- **Your objective**: Find the string "Nordic" in the data, then copy every line where it is found.

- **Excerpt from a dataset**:
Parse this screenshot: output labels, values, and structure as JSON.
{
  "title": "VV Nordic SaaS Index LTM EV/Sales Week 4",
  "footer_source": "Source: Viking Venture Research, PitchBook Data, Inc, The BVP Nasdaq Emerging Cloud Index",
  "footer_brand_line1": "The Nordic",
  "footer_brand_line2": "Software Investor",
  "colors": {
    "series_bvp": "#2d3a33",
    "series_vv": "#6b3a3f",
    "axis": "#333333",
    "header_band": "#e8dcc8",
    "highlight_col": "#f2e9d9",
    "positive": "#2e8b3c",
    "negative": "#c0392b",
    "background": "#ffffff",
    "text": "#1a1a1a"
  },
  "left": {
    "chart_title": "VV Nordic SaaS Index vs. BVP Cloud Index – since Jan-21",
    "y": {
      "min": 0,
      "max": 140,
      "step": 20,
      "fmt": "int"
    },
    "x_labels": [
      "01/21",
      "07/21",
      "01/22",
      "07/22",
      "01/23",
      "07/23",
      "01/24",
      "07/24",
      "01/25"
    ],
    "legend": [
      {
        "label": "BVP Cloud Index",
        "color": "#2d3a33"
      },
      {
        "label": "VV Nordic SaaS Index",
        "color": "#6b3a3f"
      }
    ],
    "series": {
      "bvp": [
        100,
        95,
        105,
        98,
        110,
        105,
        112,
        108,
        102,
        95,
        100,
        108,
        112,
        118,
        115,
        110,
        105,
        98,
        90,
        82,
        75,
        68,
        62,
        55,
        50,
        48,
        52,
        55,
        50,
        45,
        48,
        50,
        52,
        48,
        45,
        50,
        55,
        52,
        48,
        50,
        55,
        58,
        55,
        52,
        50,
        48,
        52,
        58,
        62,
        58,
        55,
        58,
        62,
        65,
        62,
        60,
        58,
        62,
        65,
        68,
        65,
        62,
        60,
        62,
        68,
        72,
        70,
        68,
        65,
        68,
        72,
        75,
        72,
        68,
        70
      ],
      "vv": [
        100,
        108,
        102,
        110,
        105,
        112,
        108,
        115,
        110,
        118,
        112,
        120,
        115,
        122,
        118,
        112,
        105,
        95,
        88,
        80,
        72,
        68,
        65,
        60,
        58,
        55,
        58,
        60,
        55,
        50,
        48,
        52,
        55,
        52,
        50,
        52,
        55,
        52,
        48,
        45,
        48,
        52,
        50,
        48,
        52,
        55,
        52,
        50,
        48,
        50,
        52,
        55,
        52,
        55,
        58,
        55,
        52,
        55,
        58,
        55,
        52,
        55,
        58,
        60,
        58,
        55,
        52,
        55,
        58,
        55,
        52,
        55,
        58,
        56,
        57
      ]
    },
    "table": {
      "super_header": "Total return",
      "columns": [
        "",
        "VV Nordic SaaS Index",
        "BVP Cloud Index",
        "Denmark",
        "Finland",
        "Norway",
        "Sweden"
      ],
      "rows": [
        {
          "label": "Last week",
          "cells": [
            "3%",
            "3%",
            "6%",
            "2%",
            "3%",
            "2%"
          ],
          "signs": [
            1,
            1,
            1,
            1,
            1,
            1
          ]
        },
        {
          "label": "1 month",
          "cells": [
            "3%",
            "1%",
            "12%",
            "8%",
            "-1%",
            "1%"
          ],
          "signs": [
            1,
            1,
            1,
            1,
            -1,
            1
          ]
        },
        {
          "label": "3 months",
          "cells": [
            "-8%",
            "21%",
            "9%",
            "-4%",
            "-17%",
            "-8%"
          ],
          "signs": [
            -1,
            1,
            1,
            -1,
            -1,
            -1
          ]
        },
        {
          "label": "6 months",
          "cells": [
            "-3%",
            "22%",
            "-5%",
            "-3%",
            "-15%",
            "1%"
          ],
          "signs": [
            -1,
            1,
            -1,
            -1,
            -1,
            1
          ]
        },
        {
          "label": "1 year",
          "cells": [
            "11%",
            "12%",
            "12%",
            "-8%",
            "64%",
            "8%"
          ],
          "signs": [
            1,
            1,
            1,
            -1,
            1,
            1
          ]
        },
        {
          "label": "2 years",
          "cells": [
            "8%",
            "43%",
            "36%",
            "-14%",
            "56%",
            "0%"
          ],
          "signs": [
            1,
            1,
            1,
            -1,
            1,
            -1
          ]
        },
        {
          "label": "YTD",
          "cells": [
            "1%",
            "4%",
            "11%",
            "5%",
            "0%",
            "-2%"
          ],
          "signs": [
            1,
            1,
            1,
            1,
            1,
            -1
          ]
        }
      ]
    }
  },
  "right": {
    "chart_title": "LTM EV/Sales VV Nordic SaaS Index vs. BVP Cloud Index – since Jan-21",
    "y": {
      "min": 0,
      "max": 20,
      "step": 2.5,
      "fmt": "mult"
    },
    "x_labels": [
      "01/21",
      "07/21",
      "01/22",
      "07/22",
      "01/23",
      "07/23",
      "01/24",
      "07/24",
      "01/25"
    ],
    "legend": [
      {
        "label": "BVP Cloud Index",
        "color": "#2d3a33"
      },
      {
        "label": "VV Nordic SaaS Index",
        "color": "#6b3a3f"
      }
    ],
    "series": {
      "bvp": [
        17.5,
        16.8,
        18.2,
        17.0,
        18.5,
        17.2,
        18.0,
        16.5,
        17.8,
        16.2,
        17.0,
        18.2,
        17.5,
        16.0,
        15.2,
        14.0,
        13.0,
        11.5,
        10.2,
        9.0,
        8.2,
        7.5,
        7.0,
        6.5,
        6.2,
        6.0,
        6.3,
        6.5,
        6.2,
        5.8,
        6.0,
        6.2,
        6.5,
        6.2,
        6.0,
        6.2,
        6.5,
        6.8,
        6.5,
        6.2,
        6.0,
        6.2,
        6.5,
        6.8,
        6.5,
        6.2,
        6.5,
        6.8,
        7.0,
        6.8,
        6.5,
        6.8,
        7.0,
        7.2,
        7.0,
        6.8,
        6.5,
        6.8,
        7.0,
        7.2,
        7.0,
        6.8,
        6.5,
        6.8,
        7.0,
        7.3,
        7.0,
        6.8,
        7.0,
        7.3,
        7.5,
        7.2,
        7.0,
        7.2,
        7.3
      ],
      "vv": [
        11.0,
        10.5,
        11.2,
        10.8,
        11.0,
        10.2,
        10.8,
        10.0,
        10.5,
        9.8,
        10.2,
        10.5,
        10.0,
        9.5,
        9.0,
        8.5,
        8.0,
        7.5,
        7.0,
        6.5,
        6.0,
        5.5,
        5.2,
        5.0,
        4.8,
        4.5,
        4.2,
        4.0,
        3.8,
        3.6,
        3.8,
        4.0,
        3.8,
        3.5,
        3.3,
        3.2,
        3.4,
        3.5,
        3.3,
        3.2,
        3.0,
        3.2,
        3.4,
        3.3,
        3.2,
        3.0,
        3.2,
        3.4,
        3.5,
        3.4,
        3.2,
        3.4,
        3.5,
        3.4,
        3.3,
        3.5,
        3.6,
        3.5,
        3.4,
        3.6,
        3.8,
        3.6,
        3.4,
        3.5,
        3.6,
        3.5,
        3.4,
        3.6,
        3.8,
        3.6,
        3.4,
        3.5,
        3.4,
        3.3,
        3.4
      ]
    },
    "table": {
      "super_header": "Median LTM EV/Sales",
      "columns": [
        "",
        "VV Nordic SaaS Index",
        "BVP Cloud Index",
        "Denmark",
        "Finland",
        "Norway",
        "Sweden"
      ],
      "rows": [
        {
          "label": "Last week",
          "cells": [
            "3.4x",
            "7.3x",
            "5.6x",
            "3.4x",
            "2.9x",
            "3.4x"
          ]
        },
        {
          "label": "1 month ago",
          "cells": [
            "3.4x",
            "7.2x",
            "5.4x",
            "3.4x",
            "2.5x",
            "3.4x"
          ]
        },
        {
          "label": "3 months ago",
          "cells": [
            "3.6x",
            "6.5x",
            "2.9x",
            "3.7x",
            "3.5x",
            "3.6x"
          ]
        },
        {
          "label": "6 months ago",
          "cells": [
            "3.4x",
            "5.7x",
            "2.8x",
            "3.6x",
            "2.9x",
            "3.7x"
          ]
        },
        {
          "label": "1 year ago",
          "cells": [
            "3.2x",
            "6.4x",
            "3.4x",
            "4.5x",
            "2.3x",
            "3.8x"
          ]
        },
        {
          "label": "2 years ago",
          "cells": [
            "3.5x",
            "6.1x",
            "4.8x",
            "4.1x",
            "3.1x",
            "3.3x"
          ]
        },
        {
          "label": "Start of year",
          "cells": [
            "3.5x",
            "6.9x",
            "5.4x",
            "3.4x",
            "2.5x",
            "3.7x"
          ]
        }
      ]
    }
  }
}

- **Result below**:
  "title": "VV Nordic SaaS Index LTM EV/Sales Week 4",
  "footer_brand_line1": "The Nordic",
    "chart_title": "VV Nordic SaaS Index vs. BVP Cloud Index – since Jan-21",
        "label": "VV Nordic SaaS Index",
        "VV Nordic SaaS Index",
    "chart_title": "LTM EV/Sales VV Nordic SaaS Index vs. BVP Cloud Index – since Jan-21",
        "label": "VV Nordic SaaS Index",
        "VV Nordic SaaS Index",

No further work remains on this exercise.